Task requirements:
Show all lines of the listing that hold the word "notes".

Input material:
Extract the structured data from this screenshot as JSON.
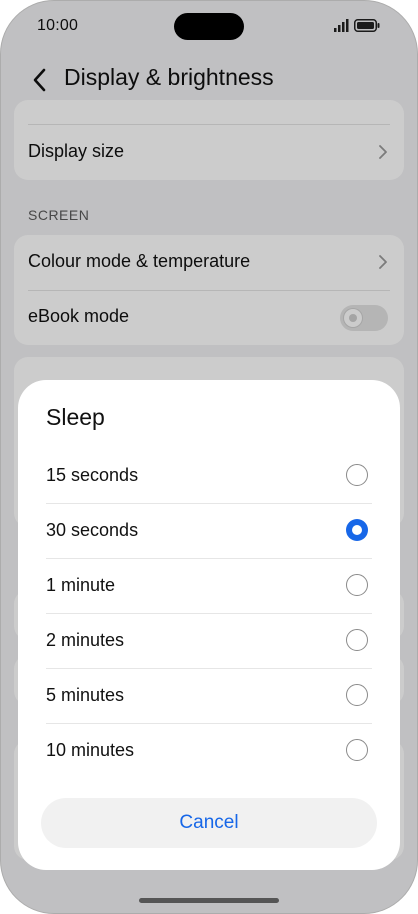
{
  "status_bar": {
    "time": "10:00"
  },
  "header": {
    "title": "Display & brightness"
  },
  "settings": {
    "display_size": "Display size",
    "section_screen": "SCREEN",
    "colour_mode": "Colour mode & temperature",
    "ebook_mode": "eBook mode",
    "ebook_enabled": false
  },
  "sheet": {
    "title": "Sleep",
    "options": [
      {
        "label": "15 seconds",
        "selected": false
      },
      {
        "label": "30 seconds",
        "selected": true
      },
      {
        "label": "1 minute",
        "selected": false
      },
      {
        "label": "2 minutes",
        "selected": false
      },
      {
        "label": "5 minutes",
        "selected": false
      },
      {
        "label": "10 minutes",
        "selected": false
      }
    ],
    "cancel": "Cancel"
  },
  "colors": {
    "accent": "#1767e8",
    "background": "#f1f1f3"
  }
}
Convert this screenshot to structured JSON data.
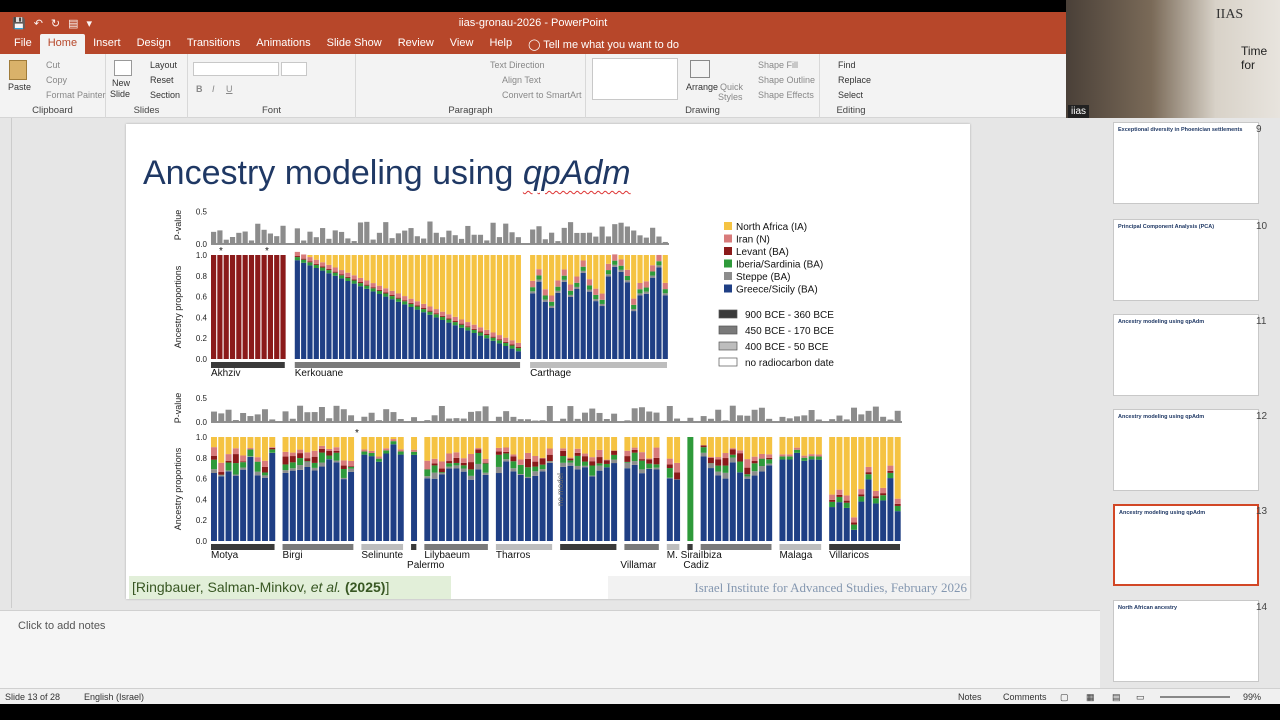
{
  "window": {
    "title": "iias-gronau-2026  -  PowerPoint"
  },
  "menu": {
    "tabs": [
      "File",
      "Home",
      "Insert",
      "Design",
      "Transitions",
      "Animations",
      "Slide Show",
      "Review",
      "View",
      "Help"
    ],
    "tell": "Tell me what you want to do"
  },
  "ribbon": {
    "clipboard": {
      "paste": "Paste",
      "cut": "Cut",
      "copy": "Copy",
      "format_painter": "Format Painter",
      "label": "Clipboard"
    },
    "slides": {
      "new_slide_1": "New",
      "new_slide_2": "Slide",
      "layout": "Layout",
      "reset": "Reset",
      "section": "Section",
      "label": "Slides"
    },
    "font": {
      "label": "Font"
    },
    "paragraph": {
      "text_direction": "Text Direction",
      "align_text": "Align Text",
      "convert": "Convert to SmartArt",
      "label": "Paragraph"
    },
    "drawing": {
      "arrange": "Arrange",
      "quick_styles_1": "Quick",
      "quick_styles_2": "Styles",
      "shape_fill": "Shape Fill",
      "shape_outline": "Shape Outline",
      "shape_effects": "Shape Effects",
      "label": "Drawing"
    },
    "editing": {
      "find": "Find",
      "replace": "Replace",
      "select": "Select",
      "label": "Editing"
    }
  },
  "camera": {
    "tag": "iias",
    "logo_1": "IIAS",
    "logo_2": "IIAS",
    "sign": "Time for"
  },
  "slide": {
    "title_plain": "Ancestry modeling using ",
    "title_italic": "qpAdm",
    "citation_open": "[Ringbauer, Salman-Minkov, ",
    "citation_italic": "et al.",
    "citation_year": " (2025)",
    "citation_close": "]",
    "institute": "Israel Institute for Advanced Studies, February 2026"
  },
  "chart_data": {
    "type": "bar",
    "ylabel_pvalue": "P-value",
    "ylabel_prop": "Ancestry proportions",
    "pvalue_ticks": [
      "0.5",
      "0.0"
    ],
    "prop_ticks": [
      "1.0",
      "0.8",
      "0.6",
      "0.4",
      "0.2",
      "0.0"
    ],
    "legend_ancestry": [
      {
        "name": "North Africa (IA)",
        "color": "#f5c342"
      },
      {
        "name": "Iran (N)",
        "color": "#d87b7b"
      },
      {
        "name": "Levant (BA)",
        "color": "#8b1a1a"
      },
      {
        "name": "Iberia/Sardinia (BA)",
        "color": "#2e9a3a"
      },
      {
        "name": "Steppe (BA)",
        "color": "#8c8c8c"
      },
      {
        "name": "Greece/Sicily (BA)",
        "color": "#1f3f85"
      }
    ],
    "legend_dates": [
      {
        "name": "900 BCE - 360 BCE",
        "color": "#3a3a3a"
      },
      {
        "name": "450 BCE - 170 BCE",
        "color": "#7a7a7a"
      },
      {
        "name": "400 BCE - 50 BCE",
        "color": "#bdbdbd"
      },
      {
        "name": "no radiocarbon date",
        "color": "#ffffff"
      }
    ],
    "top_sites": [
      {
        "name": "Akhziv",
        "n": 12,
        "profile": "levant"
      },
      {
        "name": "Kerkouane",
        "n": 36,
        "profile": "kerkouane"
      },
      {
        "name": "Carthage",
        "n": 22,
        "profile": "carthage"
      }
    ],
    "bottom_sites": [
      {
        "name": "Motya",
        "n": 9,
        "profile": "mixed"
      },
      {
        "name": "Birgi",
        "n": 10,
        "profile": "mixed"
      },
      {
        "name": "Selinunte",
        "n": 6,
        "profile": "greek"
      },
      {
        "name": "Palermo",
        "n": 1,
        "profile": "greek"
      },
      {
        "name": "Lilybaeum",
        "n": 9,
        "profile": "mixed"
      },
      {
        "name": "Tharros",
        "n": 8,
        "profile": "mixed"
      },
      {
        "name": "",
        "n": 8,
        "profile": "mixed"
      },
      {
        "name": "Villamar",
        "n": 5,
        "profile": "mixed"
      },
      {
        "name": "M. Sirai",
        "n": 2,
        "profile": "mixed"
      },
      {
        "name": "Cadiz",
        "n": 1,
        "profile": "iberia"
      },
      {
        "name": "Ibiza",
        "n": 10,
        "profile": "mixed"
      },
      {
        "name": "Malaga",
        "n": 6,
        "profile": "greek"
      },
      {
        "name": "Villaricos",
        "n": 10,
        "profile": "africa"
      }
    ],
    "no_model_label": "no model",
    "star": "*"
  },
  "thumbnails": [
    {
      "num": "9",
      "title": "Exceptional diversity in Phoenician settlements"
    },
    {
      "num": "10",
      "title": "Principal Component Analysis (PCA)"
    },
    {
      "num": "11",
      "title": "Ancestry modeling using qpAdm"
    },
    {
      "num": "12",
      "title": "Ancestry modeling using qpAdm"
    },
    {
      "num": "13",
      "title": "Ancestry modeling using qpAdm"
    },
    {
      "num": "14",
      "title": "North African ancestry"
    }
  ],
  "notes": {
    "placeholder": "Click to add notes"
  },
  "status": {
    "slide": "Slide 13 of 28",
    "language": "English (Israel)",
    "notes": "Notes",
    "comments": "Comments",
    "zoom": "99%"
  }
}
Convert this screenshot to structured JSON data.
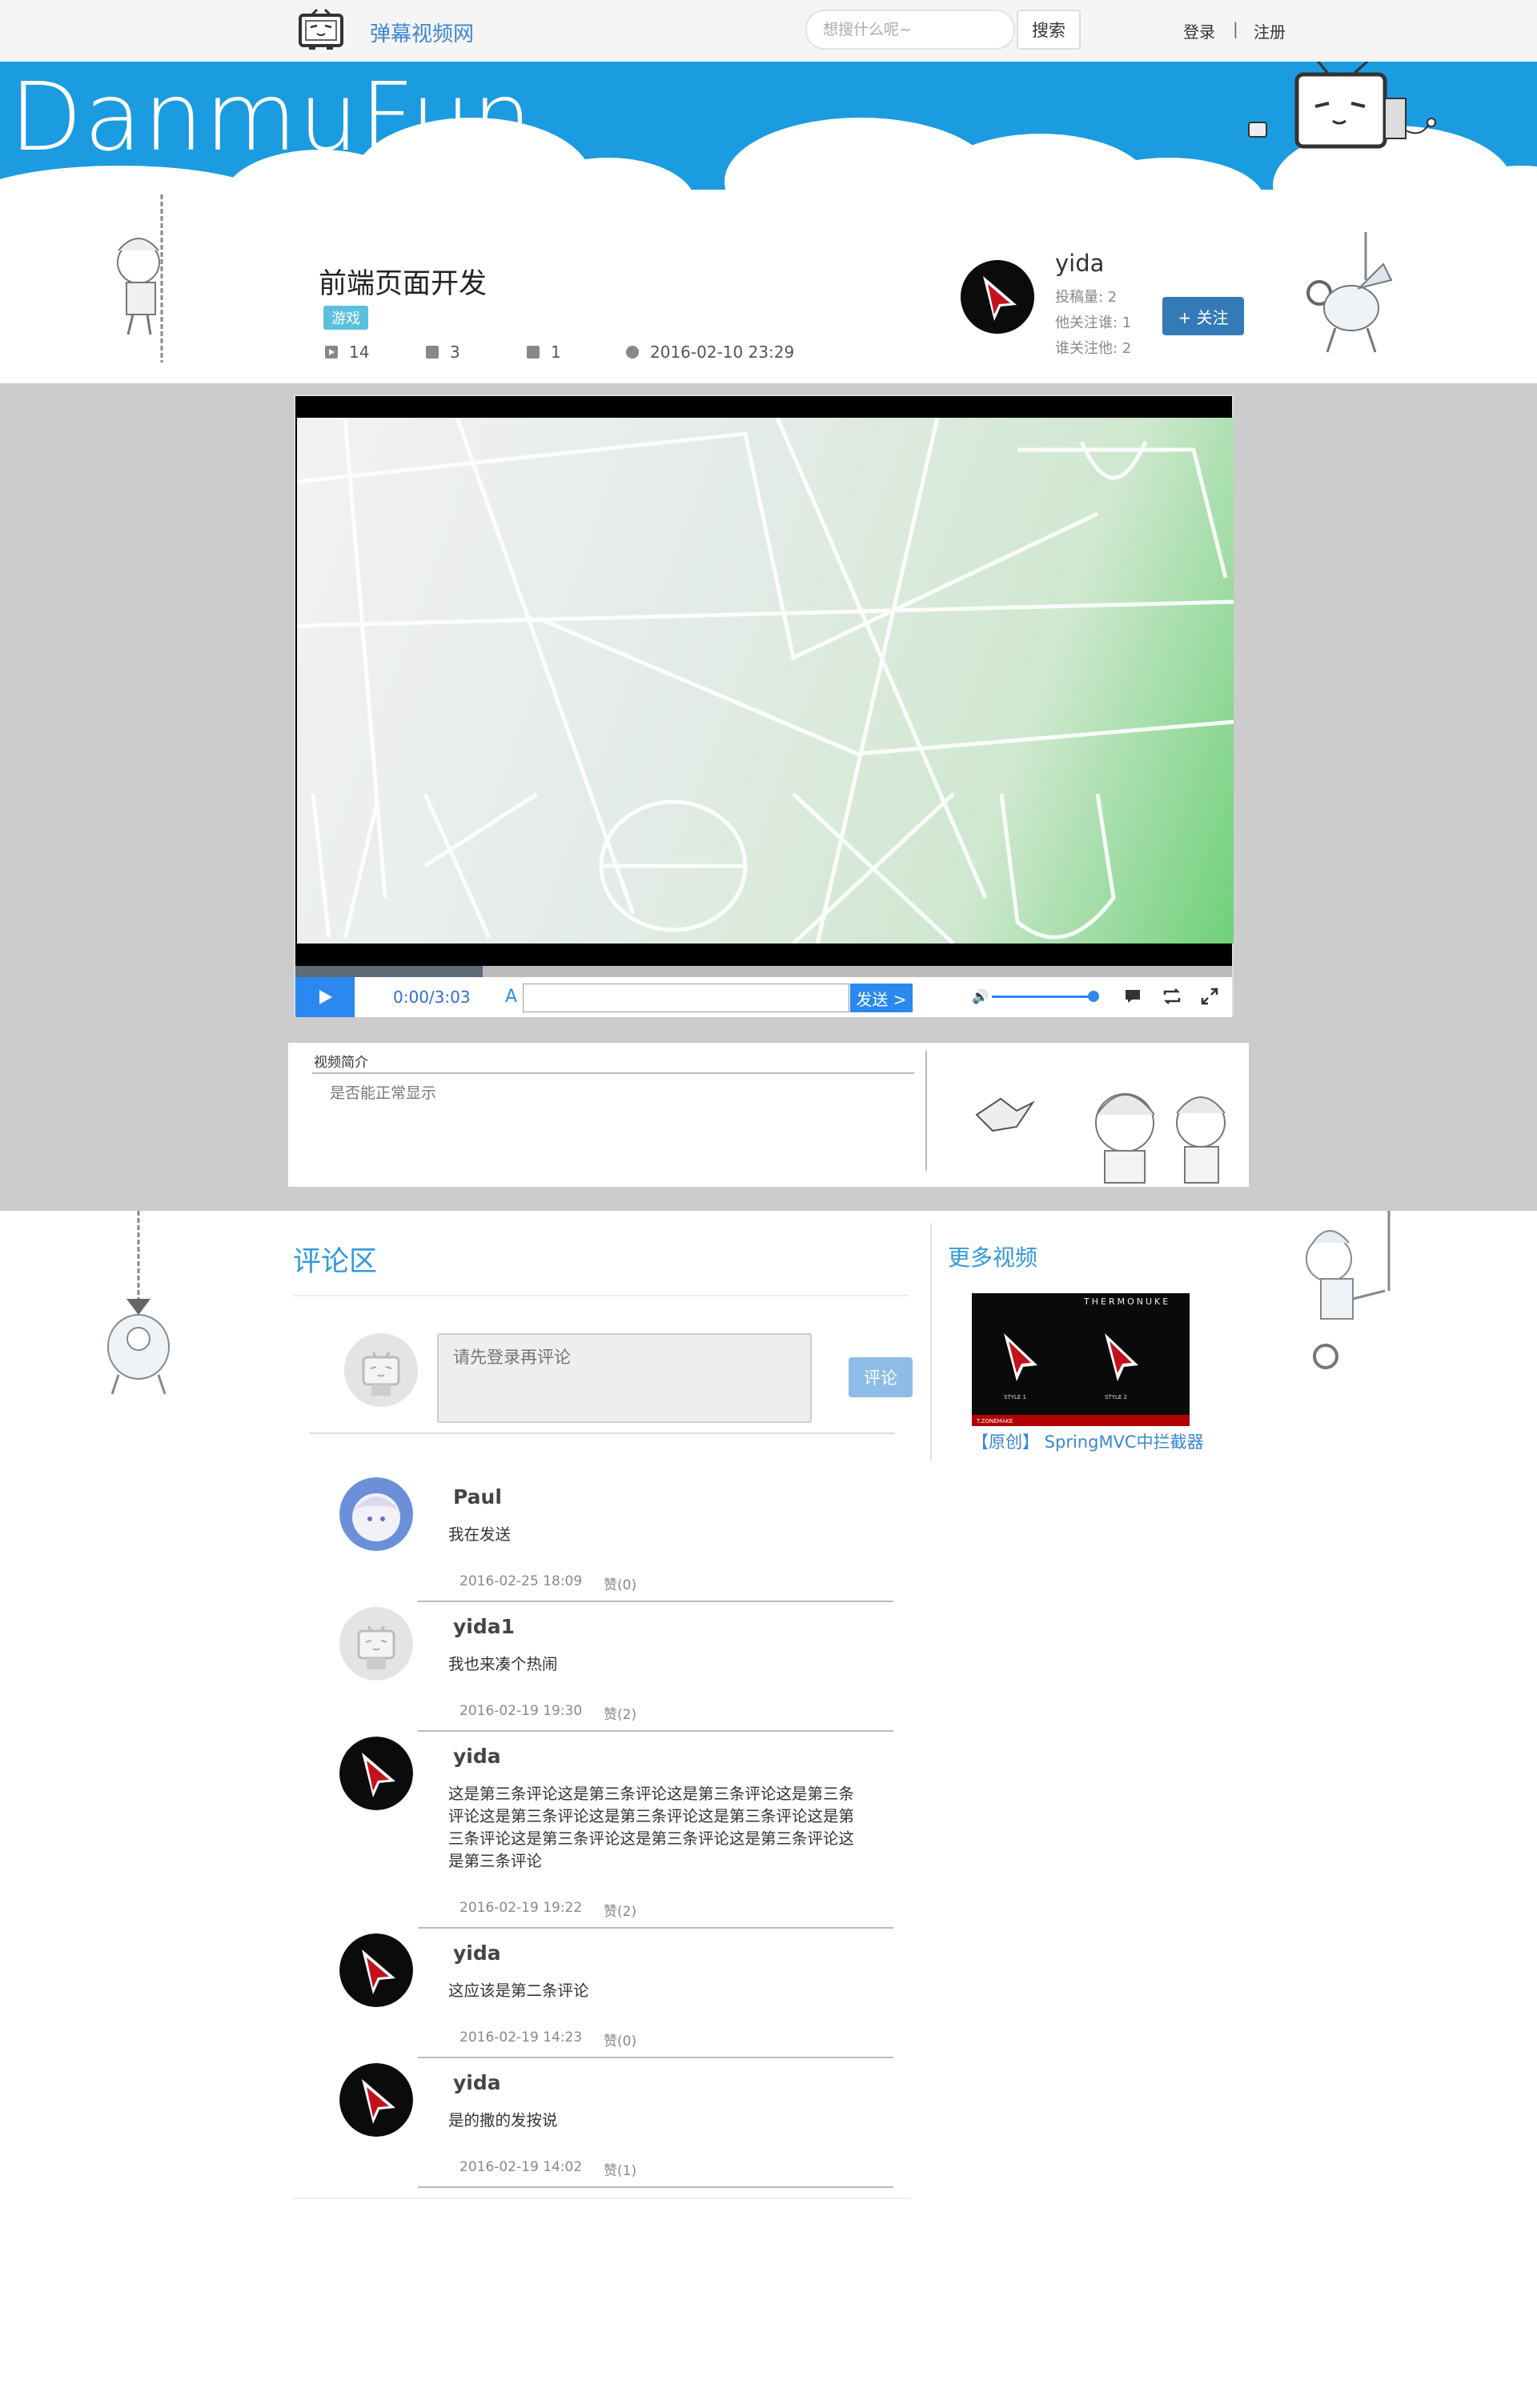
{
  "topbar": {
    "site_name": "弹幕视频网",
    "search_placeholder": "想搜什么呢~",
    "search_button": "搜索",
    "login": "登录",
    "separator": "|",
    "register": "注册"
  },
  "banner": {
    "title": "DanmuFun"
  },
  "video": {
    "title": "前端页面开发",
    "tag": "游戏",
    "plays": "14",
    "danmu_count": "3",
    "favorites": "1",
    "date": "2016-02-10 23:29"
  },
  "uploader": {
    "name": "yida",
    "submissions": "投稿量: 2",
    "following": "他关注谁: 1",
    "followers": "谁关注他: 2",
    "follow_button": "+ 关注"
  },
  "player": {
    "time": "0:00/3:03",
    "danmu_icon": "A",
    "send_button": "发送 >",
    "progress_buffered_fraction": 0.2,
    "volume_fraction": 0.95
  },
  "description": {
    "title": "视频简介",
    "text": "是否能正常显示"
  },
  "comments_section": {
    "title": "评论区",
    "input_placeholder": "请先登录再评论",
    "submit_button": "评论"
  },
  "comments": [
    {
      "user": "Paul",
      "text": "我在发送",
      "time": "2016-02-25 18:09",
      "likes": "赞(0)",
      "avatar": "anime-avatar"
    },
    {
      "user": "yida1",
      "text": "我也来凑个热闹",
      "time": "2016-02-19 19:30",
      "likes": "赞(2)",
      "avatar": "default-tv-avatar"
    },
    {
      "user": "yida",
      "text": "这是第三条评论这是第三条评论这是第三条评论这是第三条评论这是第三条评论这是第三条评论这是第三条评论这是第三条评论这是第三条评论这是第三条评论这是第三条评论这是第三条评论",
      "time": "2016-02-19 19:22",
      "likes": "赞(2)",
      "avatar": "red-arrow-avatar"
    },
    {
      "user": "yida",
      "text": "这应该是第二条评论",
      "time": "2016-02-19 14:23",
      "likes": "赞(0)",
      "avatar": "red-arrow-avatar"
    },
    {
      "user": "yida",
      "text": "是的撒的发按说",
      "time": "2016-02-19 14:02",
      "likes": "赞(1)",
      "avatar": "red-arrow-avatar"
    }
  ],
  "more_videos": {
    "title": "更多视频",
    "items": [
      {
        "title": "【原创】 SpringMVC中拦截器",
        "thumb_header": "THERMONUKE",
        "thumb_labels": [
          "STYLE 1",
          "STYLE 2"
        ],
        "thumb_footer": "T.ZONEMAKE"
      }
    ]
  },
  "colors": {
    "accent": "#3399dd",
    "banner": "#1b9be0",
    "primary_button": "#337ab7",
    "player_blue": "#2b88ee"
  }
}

Response:
  "notes": {
    "placeholder": "Click to add notes"
    "notes": "Notes",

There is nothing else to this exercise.